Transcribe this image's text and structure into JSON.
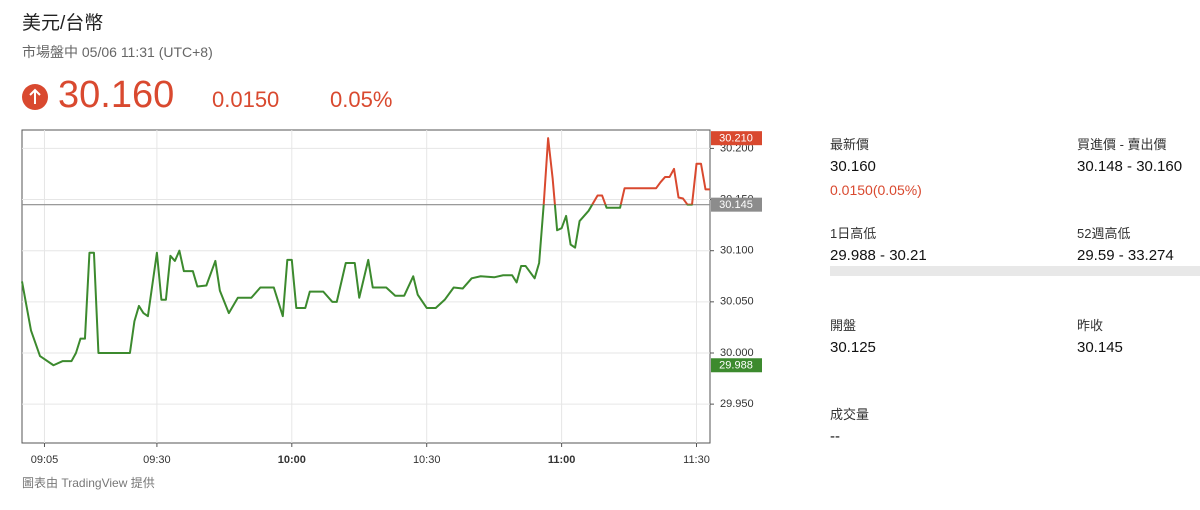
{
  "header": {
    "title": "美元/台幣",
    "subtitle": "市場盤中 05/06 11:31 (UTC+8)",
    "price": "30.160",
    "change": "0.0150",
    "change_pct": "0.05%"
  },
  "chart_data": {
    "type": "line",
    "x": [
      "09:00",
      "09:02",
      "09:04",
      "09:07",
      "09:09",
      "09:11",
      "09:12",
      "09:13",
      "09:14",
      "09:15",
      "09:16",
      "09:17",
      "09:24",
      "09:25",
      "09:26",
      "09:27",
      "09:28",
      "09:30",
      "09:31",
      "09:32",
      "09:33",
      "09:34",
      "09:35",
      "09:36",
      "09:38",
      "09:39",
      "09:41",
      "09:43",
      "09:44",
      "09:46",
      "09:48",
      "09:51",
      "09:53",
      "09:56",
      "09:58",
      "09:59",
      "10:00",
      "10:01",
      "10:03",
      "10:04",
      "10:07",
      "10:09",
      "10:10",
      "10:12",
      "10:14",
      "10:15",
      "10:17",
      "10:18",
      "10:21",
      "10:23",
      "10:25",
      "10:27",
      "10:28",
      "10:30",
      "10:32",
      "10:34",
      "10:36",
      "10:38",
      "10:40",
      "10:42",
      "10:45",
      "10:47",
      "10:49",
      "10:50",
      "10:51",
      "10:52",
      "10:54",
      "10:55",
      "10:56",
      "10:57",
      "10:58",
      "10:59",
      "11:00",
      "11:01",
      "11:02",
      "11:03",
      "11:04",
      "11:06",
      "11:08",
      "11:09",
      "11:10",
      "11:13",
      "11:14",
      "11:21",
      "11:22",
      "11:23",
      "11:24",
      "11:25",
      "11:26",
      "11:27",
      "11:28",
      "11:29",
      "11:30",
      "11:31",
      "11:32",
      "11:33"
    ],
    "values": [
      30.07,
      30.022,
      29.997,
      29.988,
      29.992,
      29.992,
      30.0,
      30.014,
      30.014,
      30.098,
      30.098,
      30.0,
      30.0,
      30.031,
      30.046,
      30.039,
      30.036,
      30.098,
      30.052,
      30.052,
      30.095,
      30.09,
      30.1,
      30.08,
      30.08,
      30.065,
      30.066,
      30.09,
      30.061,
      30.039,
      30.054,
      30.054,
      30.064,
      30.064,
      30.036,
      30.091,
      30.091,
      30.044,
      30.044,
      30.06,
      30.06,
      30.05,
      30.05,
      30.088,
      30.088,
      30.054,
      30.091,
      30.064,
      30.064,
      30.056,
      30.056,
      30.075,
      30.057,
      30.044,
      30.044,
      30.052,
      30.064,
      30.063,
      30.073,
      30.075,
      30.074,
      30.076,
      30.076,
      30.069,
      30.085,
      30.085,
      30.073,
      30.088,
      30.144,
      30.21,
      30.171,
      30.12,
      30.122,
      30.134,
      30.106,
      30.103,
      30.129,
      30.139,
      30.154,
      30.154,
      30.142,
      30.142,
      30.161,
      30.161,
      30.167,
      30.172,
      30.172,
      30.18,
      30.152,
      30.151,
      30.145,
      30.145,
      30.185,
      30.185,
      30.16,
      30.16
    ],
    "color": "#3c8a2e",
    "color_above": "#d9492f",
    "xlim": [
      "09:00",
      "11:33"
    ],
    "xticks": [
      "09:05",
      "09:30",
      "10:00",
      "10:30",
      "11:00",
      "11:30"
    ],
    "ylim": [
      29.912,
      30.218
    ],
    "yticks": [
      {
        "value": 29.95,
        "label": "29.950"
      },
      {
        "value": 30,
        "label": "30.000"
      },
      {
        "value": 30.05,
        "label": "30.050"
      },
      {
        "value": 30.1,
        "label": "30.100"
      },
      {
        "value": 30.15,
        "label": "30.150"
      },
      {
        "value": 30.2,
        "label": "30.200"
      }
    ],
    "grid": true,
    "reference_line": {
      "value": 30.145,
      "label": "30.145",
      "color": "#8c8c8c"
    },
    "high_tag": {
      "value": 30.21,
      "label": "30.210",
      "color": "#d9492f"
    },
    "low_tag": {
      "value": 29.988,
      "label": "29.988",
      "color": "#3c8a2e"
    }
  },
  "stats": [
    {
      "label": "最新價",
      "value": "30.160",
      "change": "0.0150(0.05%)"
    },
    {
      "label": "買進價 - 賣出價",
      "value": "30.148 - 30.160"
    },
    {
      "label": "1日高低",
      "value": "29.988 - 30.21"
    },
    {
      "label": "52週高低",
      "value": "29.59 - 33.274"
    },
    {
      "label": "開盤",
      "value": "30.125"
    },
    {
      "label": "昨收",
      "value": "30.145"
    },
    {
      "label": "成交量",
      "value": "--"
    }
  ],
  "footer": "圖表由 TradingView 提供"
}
_____
▸ Problem to work on: Every entry must be transcribed exactly. Pictures do not belong in the copy.

▸ Exercise result:
Transcribe this image's text and structure into JSON.
{
  "header": {
    "title": "美元/台幣",
    "subtitle": "市場盤中 05/06 11:31 (UTC+8)",
    "price": "30.160",
    "change": "0.0150",
    "change_pct": "0.05%"
  },
  "chart_data": {
    "type": "line",
    "x": [
      "09:00",
      "09:02",
      "09:04",
      "09:07",
      "09:09",
      "09:11",
      "09:12",
      "09:13",
      "09:14",
      "09:15",
      "09:16",
      "09:17",
      "09:24",
      "09:25",
      "09:26",
      "09:27",
      "09:28",
      "09:30",
      "09:31",
      "09:32",
      "09:33",
      "09:34",
      "09:35",
      "09:36",
      "09:38",
      "09:39",
      "09:41",
      "09:43",
      "09:44",
      "09:46",
      "09:48",
      "09:51",
      "09:53",
      "09:56",
      "09:58",
      "09:59",
      "10:00",
      "10:01",
      "10:03",
      "10:04",
      "10:07",
      "10:09",
      "10:10",
      "10:12",
      "10:14",
      "10:15",
      "10:17",
      "10:18",
      "10:21",
      "10:23",
      "10:25",
      "10:27",
      "10:28",
      "10:30",
      "10:32",
      "10:34",
      "10:36",
      "10:38",
      "10:40",
      "10:42",
      "10:45",
      "10:47",
      "10:49",
      "10:50",
      "10:51",
      "10:52",
      "10:54",
      "10:55",
      "10:56",
      "10:57",
      "10:58",
      "10:59",
      "11:00",
      "11:01",
      "11:02",
      "11:03",
      "11:04",
      "11:06",
      "11:08",
      "11:09",
      "11:10",
      "11:13",
      "11:14",
      "11:21",
      "11:22",
      "11:23",
      "11:24",
      "11:25",
      "11:26",
      "11:27",
      "11:28",
      "11:29",
      "11:30",
      "11:31",
      "11:32",
      "11:33"
    ],
    "values": [
      30.07,
      30.022,
      29.997,
      29.988,
      29.992,
      29.992,
      30.0,
      30.014,
      30.014,
      30.098,
      30.098,
      30.0,
      30.0,
      30.031,
      30.046,
      30.039,
      30.036,
      30.098,
      30.052,
      30.052,
      30.095,
      30.09,
      30.1,
      30.08,
      30.08,
      30.065,
      30.066,
      30.09,
      30.061,
      30.039,
      30.054,
      30.054,
      30.064,
      30.064,
      30.036,
      30.091,
      30.091,
      30.044,
      30.044,
      30.06,
      30.06,
      30.05,
      30.05,
      30.088,
      30.088,
      30.054,
      30.091,
      30.064,
      30.064,
      30.056,
      30.056,
      30.075,
      30.057,
      30.044,
      30.044,
      30.052,
      30.064,
      30.063,
      30.073,
      30.075,
      30.074,
      30.076,
      30.076,
      30.069,
      30.085,
      30.085,
      30.073,
      30.088,
      30.144,
      30.21,
      30.171,
      30.12,
      30.122,
      30.134,
      30.106,
      30.103,
      30.129,
      30.139,
      30.154,
      30.154,
      30.142,
      30.142,
      30.161,
      30.161,
      30.167,
      30.172,
      30.172,
      30.18,
      30.152,
      30.151,
      30.145,
      30.145,
      30.185,
      30.185,
      30.16,
      30.16
    ],
    "color": "#3c8a2e",
    "color_above": "#d9492f",
    "xlim": [
      "09:00",
      "11:33"
    ],
    "xticks": [
      "09:05",
      "09:30",
      "10:00",
      "10:30",
      "11:00",
      "11:30"
    ],
    "ylim": [
      29.912,
      30.218
    ],
    "yticks": [
      {
        "value": 29.95,
        "label": "29.950"
      },
      {
        "value": 30,
        "label": "30.000"
      },
      {
        "value": 30.05,
        "label": "30.050"
      },
      {
        "value": 30.1,
        "label": "30.100"
      },
      {
        "value": 30.15,
        "label": "30.150"
      },
      {
        "value": 30.2,
        "label": "30.200"
      }
    ],
    "grid": true,
    "reference_line": {
      "value": 30.145,
      "label": "30.145",
      "color": "#8c8c8c"
    },
    "high_tag": {
      "value": 30.21,
      "label": "30.210",
      "color": "#d9492f"
    },
    "low_tag": {
      "value": 29.988,
      "label": "29.988",
      "color": "#3c8a2e"
    }
  },
  "stats": [
    {
      "label": "最新價",
      "value": "30.160",
      "change": "0.0150(0.05%)"
    },
    {
      "label": "買進價 - 賣出價",
      "value": "30.148 - 30.160"
    },
    {
      "label": "1日高低",
      "value": "29.988 - 30.21"
    },
    {
      "label": "52週高低",
      "value": "29.59 - 33.274"
    },
    {
      "label": "開盤",
      "value": "30.125"
    },
    {
      "label": "昨收",
      "value": "30.145"
    },
    {
      "label": "成交量",
      "value": "--"
    }
  ],
  "footer": "圖表由 TradingView 提供"
}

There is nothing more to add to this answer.